» Exercise:
Take each line containing the word "name" and copy it.

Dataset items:
>> BEGIN
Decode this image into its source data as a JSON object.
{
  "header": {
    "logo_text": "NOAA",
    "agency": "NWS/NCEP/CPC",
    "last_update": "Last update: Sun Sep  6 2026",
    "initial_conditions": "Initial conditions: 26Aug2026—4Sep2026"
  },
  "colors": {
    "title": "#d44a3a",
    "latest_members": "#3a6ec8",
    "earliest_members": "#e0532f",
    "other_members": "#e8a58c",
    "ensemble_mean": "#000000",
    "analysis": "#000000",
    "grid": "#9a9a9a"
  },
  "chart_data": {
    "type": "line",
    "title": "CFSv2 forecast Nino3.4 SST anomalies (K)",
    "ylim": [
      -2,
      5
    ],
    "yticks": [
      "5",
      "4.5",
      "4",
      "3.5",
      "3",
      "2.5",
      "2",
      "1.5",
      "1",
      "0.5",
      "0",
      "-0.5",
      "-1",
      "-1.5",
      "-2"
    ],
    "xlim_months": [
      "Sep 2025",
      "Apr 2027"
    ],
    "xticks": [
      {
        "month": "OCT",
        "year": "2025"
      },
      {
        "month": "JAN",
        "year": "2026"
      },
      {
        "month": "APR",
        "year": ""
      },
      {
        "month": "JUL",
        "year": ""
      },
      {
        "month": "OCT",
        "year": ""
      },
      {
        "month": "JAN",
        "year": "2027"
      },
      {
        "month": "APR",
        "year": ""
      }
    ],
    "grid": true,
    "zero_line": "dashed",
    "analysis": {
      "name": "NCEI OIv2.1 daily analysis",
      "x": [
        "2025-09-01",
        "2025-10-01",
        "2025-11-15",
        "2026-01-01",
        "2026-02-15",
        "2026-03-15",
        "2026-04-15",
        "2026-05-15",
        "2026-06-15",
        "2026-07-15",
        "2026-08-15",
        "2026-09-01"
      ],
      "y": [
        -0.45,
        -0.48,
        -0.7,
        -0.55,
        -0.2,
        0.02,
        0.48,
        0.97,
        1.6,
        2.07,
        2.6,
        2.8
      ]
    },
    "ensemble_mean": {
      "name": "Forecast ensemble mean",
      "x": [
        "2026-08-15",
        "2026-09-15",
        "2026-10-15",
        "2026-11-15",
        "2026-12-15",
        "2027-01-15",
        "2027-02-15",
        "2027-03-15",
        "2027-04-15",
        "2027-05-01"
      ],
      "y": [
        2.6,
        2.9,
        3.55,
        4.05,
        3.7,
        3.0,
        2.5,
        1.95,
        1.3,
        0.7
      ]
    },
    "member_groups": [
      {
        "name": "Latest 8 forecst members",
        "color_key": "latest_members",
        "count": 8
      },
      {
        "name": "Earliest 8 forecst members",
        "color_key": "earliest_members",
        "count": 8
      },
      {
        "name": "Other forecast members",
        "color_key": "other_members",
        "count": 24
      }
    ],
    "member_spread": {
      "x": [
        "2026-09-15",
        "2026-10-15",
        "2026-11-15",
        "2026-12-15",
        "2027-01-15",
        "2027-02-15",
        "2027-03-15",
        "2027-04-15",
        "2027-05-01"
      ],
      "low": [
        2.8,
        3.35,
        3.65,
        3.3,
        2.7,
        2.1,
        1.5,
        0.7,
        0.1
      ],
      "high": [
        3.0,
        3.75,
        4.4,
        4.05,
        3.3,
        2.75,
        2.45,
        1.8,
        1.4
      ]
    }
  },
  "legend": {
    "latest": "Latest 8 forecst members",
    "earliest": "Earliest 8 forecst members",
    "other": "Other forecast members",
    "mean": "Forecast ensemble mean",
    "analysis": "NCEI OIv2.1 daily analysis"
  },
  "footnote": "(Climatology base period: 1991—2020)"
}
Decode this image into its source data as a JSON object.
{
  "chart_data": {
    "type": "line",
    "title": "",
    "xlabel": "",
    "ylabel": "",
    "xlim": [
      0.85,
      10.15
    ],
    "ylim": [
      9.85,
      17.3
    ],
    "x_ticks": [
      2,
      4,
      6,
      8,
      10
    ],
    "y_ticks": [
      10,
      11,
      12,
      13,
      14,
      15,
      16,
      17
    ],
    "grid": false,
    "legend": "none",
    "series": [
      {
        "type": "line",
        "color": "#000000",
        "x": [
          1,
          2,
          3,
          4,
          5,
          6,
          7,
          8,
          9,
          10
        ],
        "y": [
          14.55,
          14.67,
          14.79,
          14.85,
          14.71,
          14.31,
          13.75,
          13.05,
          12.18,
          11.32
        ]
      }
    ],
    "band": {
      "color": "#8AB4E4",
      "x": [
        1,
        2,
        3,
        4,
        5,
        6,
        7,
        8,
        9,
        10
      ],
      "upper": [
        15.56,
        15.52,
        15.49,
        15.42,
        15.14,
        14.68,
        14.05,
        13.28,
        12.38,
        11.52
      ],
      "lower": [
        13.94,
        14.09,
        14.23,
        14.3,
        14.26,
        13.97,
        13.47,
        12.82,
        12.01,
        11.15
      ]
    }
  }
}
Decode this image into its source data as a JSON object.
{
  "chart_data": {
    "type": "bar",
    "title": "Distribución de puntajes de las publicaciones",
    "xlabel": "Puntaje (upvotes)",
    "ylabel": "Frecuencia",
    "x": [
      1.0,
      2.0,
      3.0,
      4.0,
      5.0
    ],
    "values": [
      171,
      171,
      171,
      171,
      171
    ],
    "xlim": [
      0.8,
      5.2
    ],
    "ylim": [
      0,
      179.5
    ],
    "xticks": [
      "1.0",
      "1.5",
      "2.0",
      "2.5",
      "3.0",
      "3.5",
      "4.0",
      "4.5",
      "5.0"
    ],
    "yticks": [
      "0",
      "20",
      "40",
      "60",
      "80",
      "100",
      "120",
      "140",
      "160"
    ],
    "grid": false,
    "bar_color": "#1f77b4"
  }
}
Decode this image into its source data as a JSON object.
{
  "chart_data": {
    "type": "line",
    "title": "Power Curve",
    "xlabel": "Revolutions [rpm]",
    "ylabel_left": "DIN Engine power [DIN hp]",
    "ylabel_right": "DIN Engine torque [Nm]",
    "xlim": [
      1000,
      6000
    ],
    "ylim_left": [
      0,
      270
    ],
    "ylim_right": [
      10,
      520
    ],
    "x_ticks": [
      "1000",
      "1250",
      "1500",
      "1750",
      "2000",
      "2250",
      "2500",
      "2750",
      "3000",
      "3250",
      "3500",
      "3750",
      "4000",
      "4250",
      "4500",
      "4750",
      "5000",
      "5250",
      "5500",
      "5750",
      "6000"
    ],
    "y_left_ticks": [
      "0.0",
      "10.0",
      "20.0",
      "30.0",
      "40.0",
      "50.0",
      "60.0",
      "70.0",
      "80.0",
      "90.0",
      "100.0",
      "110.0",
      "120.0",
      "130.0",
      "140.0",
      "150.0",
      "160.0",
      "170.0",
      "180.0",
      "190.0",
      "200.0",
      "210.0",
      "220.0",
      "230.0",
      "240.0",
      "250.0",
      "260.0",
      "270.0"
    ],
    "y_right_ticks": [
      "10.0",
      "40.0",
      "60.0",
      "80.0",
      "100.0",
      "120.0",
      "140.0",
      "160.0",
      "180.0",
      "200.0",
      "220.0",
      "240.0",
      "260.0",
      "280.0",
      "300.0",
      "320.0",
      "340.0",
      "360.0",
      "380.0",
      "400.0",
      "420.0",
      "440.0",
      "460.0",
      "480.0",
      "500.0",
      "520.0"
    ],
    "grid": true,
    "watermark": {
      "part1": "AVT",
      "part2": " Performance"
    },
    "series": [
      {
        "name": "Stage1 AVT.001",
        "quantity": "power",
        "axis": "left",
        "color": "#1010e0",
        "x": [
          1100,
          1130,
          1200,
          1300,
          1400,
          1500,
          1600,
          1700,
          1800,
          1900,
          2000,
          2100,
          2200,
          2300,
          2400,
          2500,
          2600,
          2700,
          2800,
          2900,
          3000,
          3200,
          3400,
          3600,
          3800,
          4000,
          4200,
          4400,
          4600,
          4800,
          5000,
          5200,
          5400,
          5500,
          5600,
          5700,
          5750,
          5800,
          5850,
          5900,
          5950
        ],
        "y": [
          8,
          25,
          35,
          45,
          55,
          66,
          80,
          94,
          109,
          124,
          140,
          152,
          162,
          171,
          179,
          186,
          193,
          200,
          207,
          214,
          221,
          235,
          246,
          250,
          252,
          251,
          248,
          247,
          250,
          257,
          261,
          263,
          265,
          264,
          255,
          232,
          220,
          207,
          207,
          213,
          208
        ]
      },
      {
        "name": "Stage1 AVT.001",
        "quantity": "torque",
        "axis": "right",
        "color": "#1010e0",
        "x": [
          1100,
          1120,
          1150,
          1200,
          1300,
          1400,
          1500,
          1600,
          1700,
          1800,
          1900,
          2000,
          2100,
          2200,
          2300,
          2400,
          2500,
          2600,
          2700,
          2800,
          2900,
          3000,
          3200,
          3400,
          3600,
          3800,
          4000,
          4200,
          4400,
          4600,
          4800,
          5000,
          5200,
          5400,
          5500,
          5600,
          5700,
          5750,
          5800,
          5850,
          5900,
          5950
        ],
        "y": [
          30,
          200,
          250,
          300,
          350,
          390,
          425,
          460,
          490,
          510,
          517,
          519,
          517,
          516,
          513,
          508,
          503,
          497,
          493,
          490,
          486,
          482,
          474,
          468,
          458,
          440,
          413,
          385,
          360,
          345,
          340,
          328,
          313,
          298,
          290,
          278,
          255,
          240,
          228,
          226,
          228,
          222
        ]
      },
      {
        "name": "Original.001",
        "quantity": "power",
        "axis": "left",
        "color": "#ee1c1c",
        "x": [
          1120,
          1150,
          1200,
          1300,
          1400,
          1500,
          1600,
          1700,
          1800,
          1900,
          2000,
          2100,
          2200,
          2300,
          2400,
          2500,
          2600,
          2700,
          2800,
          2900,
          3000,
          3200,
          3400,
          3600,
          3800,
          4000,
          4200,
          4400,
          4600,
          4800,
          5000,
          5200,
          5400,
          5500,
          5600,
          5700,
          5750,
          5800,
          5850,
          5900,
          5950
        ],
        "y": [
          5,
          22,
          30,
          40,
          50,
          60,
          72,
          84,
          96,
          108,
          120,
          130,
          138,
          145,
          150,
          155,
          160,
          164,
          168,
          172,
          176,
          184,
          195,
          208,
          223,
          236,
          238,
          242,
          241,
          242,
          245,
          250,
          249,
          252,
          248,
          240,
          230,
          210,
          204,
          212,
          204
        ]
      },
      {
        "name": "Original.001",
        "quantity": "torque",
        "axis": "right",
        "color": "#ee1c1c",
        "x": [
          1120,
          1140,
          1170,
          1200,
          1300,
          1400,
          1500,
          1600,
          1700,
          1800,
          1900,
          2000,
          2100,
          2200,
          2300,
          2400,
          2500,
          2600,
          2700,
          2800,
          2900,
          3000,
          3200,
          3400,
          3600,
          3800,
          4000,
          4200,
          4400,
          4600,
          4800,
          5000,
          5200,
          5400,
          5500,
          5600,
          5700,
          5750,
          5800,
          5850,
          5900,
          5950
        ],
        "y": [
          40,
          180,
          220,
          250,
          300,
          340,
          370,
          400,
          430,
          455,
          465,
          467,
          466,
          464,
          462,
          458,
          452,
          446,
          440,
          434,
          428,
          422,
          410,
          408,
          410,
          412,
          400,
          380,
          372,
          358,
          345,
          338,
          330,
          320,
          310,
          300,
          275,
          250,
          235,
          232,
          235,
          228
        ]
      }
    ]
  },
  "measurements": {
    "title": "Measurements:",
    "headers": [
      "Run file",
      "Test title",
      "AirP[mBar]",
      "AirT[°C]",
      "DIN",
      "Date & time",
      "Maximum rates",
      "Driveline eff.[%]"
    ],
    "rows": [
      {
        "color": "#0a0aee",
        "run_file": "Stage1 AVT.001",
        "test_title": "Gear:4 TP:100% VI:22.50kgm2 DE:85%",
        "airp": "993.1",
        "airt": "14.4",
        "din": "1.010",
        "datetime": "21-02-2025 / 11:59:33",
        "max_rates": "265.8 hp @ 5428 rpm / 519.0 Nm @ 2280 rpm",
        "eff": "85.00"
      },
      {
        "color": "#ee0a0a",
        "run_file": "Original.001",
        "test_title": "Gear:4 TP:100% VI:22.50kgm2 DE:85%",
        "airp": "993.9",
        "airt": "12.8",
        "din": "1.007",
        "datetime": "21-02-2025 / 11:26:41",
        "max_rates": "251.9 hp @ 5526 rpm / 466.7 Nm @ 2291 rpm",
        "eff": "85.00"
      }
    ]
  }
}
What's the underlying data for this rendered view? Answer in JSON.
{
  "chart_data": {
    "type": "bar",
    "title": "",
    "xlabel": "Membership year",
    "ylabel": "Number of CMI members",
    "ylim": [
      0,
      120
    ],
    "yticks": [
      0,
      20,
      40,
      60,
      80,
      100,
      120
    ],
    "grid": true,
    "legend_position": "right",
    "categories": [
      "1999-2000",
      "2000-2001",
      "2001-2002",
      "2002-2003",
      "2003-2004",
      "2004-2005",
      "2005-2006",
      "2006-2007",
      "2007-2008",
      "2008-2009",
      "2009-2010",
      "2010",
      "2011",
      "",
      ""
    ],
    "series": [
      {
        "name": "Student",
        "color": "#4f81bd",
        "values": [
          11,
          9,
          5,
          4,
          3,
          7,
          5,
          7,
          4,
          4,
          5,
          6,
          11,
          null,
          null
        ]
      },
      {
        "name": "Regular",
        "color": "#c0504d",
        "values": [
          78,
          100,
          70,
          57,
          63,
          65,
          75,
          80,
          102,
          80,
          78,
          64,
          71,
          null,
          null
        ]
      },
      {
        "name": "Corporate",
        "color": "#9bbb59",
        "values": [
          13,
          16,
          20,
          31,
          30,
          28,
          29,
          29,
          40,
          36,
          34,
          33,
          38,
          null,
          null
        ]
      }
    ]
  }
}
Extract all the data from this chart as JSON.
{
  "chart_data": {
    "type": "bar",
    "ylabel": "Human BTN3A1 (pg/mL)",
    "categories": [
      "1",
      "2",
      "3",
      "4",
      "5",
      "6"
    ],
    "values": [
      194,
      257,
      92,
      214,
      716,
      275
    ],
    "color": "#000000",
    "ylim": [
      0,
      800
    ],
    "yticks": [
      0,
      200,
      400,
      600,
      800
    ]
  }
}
>> END
» Answer for the task:
      "name": "NCEI OIv2.1 daily analysis",
      "name": "Forecast ensemble mean",
        "name": "Latest 8 forecst members",
        "name": "Earliest 8 forecst members",
        "name": "Other forecast members",
        "name": "Stage1 AVT.001",
        "name": "Stage1 AVT.001",
        "name": "Original.001",
        "name": "Original.001",
        "name": "Student",
        "name": "Regular",
        "name": "Corporate",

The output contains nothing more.